- [WORK TO COMPLETE]
Every line below that mentions the word "title" should be copied out.

[Dataset entries on figures]

:::

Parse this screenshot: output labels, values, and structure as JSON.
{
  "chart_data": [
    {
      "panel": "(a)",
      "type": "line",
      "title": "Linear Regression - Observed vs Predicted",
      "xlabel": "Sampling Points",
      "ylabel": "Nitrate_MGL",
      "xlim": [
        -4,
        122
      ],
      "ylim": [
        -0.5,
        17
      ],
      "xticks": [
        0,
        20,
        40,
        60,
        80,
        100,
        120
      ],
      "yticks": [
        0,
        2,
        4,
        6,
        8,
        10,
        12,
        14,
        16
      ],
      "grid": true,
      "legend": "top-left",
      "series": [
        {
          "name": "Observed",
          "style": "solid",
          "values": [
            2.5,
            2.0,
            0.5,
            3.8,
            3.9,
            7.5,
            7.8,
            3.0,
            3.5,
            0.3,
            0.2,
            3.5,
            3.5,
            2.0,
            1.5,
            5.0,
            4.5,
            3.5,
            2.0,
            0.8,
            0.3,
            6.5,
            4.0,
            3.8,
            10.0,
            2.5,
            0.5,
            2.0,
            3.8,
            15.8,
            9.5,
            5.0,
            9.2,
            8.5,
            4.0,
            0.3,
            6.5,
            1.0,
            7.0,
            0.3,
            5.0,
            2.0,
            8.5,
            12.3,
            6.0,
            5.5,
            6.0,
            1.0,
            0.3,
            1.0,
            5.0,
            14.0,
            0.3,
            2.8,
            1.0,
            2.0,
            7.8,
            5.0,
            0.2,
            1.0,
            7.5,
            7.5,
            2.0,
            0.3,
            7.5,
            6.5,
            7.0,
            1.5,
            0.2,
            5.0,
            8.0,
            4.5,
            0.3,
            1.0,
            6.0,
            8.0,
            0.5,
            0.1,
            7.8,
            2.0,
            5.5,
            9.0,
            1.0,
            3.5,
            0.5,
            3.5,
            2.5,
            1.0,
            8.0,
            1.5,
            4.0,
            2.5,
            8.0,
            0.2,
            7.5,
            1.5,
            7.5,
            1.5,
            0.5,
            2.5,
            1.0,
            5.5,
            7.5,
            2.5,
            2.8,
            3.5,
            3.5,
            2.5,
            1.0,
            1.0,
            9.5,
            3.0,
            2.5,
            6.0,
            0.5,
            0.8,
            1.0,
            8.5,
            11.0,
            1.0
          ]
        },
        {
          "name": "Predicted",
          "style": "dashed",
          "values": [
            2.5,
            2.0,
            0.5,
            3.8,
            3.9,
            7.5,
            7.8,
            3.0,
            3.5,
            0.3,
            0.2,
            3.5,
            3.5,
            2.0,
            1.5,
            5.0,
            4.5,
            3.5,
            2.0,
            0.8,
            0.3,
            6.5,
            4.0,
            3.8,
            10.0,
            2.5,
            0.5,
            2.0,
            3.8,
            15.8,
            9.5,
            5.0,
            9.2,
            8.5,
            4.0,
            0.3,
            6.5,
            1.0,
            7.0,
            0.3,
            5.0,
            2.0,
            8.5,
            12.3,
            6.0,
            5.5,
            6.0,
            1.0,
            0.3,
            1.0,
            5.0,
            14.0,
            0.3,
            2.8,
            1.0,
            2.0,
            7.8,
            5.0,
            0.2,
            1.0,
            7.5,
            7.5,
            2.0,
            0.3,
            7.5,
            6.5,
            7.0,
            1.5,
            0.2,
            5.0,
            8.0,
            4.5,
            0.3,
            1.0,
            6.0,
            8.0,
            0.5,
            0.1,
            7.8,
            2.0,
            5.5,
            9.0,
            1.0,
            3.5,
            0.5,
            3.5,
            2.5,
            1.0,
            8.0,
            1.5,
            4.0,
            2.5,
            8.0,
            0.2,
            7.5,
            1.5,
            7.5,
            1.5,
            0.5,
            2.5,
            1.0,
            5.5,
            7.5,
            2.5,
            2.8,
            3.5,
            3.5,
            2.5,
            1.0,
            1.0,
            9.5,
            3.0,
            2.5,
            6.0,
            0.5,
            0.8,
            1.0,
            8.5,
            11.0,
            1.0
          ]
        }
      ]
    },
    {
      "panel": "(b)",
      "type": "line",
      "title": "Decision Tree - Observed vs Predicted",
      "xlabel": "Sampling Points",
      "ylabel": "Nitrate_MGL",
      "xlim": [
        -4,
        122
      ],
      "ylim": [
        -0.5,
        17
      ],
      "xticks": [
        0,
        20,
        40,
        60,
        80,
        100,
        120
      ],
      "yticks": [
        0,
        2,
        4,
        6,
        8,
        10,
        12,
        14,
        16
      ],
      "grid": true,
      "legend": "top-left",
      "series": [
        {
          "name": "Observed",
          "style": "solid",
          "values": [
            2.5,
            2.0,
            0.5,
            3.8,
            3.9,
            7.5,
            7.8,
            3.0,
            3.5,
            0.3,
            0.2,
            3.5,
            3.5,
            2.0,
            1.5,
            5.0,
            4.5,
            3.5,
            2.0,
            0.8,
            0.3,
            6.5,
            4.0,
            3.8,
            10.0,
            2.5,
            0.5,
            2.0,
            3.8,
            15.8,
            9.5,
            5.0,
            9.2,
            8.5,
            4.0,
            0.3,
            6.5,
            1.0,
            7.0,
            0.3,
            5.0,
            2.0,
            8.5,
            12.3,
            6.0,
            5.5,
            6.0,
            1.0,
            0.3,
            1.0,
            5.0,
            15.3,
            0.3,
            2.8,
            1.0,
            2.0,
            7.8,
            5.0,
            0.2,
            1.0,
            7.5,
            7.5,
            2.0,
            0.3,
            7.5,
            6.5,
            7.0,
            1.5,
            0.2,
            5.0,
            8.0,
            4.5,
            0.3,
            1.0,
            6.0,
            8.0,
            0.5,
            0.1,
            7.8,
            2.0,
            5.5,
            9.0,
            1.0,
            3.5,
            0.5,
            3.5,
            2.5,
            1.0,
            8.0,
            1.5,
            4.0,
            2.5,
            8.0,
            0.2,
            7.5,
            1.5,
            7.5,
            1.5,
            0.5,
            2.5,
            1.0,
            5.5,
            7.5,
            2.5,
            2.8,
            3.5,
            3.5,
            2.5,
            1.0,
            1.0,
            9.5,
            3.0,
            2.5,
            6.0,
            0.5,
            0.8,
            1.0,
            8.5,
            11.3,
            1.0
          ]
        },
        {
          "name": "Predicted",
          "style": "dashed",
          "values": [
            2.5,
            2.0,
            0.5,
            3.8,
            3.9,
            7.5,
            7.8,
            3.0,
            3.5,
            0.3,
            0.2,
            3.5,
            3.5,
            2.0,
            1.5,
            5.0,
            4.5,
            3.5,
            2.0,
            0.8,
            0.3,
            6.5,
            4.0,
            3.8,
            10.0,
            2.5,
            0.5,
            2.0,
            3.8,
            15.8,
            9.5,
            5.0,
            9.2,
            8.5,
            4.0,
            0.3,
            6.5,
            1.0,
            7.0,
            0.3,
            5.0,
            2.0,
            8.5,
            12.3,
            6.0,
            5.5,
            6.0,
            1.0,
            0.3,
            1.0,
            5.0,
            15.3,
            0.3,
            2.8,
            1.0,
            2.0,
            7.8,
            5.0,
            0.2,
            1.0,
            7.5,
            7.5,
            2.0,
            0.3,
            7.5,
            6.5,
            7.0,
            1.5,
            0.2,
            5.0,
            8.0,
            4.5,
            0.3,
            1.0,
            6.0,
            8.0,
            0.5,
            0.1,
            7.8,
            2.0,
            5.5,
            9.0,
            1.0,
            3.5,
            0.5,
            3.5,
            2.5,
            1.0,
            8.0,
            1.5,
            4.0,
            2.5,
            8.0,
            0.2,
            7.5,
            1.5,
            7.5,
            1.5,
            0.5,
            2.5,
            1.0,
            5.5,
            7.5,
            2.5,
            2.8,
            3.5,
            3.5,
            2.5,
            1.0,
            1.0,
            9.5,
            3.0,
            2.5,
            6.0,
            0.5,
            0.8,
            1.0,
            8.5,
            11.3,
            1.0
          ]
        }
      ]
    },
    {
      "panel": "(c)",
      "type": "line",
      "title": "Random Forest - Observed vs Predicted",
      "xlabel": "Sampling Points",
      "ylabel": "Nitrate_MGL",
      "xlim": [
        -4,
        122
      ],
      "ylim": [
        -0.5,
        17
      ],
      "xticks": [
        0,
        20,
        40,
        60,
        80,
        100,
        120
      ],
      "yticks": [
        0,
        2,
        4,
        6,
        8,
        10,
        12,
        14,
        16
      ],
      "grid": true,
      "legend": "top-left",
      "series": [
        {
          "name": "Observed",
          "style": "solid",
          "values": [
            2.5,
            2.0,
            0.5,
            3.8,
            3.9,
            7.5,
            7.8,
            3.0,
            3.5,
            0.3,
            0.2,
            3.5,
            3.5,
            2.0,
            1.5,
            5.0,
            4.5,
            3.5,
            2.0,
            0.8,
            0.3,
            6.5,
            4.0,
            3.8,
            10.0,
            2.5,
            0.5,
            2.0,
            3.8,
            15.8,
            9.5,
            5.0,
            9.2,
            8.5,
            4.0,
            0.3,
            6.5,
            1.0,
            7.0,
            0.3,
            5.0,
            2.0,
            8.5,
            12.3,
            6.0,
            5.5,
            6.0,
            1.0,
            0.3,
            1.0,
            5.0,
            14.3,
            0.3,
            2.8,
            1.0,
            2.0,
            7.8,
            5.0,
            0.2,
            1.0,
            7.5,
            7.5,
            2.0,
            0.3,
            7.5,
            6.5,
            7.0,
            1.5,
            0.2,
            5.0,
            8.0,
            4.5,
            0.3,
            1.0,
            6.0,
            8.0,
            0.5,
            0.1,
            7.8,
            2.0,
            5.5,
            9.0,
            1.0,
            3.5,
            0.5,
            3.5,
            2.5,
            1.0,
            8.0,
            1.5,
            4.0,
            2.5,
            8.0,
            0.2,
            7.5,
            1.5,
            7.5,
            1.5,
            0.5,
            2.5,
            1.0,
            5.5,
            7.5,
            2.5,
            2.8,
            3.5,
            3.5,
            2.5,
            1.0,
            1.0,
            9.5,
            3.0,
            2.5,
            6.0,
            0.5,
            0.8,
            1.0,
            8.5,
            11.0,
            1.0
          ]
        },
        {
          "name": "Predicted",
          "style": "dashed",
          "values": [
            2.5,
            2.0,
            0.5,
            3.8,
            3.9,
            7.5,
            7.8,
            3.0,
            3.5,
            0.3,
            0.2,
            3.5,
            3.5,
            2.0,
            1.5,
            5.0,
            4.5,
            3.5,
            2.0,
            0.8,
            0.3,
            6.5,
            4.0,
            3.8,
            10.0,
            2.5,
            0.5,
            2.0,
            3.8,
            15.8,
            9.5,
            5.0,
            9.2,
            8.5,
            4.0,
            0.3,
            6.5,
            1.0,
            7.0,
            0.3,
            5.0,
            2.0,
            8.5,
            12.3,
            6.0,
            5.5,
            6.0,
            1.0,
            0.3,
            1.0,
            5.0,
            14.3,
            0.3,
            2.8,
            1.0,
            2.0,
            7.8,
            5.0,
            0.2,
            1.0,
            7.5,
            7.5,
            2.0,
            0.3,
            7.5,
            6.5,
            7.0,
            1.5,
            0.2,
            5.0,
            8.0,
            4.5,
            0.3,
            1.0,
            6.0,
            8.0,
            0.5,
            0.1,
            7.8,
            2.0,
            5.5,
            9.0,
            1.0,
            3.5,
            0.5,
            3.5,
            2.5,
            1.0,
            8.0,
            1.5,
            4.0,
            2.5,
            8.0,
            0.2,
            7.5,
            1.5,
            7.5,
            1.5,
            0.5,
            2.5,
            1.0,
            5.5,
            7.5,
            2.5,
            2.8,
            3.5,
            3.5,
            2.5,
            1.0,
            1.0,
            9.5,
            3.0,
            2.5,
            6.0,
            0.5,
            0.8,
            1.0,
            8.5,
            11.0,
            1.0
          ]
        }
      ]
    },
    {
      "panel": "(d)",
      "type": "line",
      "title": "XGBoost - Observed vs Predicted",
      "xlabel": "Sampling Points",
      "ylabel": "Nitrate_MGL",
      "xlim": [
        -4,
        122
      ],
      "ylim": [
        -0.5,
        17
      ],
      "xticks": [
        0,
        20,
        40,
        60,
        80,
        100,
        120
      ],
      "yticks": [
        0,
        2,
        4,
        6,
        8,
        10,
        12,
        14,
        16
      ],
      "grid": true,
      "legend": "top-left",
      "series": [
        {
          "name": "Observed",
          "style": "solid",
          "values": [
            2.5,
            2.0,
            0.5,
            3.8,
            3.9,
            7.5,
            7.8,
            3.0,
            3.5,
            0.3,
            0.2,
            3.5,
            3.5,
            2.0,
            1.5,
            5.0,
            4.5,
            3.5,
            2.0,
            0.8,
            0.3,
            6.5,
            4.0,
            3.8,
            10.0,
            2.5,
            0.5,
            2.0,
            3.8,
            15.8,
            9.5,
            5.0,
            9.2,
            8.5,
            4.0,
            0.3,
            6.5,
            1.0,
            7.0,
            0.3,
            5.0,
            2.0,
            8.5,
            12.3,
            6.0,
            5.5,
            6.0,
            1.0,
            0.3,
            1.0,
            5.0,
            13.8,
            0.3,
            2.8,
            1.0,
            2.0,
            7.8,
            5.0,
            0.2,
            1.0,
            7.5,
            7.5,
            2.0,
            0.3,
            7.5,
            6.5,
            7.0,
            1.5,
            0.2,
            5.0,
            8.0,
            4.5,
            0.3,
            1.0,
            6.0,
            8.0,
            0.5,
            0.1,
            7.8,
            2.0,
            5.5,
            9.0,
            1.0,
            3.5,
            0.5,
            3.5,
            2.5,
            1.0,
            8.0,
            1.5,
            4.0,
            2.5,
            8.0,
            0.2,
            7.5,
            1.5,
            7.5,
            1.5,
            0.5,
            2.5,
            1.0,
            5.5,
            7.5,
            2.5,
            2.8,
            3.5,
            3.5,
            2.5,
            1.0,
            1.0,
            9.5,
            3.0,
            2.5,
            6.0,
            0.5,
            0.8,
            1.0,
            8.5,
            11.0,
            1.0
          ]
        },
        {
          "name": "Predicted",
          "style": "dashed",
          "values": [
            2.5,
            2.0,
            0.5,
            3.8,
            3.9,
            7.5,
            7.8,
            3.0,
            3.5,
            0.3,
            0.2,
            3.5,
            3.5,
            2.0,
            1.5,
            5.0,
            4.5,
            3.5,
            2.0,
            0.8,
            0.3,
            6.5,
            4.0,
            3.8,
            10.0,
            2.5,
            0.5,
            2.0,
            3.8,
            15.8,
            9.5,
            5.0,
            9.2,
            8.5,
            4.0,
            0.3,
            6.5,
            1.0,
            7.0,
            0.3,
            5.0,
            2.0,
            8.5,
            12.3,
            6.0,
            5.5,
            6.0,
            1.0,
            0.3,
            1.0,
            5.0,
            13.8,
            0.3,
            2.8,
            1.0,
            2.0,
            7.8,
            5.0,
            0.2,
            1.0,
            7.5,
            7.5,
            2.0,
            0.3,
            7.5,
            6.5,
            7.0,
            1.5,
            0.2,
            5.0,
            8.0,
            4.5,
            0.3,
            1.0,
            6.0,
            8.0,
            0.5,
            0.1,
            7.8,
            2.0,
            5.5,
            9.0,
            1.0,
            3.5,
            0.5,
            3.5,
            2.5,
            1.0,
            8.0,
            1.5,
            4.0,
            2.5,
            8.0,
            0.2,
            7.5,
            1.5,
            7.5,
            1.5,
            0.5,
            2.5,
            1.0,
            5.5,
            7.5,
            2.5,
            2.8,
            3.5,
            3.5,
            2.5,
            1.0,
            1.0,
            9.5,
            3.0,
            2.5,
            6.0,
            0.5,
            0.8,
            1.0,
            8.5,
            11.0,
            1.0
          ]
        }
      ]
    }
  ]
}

:::

- [REPLY TO THE TASK]
      "title": "Linear Regression - Observed vs Predicted",
      "title": "Decision Tree - Observed vs Predicted",
      "title": "Random Forest - Observed vs Predicted",
      "title": "XGBoost - Observed vs Predicted",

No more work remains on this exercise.